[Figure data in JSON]
******

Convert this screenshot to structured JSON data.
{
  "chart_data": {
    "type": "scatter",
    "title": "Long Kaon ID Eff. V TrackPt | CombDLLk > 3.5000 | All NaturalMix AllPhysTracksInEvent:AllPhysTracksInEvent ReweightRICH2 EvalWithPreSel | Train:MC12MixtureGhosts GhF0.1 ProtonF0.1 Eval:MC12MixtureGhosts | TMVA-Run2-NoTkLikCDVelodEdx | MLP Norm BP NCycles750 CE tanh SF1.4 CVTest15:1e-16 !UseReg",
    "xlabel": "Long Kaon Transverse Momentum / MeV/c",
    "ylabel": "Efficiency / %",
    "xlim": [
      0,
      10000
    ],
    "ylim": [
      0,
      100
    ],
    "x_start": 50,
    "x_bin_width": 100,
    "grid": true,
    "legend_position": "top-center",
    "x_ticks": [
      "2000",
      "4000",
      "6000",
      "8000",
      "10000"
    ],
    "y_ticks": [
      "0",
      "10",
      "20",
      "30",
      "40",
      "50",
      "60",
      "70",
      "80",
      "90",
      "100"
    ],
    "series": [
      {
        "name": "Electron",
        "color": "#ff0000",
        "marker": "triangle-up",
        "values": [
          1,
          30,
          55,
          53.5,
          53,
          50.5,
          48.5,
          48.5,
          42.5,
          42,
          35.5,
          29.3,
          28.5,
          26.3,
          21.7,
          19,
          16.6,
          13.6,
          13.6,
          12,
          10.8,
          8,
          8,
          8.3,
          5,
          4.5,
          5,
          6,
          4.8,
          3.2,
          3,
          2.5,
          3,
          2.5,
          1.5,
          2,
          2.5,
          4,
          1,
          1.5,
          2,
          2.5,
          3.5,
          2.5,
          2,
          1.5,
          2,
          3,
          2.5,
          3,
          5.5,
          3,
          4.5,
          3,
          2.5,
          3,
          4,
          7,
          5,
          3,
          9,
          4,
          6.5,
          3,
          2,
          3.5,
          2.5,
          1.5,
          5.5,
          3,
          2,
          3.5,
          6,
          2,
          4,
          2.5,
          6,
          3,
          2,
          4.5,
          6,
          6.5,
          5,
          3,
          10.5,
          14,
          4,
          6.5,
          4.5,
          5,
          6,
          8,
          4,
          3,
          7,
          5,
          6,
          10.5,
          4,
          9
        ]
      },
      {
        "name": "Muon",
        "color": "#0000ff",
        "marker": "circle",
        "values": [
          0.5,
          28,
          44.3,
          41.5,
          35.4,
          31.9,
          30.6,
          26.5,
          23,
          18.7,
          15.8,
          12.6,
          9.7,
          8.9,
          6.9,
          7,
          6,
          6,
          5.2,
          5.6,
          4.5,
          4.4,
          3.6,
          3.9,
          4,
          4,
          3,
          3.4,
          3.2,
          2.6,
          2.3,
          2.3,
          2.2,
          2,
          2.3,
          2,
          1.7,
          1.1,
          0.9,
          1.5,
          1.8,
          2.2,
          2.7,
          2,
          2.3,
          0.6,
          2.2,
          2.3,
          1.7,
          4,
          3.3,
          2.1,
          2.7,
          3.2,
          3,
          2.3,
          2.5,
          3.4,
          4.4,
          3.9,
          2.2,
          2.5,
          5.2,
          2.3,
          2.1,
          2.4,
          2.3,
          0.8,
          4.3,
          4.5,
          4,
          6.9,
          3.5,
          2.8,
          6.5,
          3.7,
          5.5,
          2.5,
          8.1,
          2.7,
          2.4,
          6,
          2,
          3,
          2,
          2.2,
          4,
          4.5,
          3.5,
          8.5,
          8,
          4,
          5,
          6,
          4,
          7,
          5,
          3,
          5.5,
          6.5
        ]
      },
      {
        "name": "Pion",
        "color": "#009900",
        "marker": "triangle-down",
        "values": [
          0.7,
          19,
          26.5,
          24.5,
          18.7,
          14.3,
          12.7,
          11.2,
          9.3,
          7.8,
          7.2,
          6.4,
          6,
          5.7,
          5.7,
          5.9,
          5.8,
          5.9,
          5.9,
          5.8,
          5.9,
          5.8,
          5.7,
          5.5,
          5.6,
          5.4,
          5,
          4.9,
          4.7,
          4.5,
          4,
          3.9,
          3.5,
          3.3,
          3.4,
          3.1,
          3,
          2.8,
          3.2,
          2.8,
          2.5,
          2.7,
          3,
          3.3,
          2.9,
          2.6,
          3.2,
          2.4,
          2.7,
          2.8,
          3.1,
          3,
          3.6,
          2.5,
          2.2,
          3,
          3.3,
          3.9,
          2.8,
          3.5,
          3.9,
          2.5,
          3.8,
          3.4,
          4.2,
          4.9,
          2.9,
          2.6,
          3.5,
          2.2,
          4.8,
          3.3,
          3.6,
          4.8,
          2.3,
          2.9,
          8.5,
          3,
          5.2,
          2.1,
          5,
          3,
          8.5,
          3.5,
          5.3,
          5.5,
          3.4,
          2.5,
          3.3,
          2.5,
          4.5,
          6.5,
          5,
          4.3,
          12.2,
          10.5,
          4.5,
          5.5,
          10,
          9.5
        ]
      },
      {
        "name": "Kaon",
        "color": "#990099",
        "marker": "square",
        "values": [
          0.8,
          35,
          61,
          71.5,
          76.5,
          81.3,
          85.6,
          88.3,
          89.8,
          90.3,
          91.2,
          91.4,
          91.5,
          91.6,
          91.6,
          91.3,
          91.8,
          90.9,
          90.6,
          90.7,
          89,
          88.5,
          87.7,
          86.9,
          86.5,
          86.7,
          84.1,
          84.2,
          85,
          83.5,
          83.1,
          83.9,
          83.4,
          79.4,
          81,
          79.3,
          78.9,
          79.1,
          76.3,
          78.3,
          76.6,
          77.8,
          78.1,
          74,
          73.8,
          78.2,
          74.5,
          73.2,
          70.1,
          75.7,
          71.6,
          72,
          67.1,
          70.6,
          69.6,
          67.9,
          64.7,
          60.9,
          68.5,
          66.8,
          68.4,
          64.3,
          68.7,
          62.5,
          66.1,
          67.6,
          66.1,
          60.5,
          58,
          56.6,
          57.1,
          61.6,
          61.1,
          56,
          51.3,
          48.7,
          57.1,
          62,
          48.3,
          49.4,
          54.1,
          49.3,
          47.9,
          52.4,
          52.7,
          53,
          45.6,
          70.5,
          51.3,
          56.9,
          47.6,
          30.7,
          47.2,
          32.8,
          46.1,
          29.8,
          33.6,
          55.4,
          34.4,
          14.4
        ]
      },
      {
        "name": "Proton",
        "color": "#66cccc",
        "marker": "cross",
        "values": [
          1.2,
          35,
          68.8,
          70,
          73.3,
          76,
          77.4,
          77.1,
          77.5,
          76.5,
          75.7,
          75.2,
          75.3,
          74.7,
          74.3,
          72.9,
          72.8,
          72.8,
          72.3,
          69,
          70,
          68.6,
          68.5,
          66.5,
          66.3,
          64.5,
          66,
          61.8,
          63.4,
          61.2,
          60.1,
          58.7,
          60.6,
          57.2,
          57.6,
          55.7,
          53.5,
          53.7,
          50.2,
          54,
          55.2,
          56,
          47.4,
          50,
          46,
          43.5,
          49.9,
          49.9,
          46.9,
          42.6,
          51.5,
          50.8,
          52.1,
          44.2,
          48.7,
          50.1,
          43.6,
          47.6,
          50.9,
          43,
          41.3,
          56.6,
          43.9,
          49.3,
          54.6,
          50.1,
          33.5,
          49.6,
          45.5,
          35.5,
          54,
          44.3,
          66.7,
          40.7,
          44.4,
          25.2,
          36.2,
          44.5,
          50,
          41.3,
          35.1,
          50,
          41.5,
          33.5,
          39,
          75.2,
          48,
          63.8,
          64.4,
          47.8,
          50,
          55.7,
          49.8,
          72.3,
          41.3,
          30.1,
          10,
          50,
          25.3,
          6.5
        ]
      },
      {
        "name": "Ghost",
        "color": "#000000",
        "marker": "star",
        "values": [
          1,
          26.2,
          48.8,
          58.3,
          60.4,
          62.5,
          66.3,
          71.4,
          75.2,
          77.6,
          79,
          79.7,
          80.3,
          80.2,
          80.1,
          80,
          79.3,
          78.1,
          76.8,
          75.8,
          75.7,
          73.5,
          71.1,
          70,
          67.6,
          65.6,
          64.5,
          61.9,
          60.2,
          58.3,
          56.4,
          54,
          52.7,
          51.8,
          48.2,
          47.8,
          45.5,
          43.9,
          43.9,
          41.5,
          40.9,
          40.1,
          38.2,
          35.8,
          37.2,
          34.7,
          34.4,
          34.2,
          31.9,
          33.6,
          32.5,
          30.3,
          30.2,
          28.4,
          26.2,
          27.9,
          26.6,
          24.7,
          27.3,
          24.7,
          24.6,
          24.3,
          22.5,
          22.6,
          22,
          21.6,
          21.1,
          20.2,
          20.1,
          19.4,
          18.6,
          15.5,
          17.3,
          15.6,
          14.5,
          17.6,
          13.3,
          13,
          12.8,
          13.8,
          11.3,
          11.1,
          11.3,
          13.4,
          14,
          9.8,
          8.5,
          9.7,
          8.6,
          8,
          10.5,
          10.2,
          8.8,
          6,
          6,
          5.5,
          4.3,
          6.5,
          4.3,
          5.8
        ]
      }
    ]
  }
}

******

> **EXERCISE GOAL**:
Copy every line of the records above that holds the word "marker".

> **TASK OUTPUT**:
        "marker": "triangle-up",
        "marker": "circle",
        "marker": "triangle-down",
        "marker": "square",
        "marker": "cross",
        "marker": "star",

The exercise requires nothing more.